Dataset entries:
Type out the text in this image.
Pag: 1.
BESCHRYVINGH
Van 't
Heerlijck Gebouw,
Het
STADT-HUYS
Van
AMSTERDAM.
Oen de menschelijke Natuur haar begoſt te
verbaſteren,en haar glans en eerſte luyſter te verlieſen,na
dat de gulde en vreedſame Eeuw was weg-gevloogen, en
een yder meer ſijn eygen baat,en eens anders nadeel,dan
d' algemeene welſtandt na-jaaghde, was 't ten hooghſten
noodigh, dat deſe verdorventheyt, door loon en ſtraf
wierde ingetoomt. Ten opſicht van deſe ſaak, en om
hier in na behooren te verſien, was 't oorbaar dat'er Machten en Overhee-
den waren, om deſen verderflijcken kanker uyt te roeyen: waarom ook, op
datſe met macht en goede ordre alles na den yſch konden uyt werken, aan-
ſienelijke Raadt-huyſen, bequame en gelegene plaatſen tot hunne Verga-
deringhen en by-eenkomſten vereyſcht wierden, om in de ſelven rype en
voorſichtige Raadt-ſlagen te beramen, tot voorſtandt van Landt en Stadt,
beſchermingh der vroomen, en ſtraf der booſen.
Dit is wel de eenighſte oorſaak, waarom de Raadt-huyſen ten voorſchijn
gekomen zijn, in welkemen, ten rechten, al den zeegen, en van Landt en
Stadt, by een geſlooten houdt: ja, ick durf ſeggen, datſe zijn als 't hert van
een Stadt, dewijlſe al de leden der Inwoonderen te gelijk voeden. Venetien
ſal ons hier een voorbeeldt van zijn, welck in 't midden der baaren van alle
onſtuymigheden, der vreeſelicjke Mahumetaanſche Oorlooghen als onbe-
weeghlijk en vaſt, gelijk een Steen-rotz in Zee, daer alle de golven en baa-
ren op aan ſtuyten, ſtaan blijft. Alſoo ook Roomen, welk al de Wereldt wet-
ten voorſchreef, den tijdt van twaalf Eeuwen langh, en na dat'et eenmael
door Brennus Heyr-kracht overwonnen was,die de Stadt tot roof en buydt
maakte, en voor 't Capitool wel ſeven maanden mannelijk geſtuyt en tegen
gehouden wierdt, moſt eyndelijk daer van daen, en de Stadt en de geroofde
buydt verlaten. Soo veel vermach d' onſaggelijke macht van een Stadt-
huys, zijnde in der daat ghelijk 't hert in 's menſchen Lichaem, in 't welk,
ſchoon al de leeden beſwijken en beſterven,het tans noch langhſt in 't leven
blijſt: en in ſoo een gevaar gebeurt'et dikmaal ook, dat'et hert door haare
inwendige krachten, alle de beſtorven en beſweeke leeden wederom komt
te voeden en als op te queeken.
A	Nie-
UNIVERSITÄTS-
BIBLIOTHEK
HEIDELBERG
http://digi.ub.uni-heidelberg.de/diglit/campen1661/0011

**Written task**
Copy each line of the data above that holds "hier".

**Answer to the exercise**
hier in na behooren te verſien, was 't oorbaar dat'er Machten en Overhee-
ſal ons hier een voorbeeldt van zijn, welck in 't midden der baaren van alle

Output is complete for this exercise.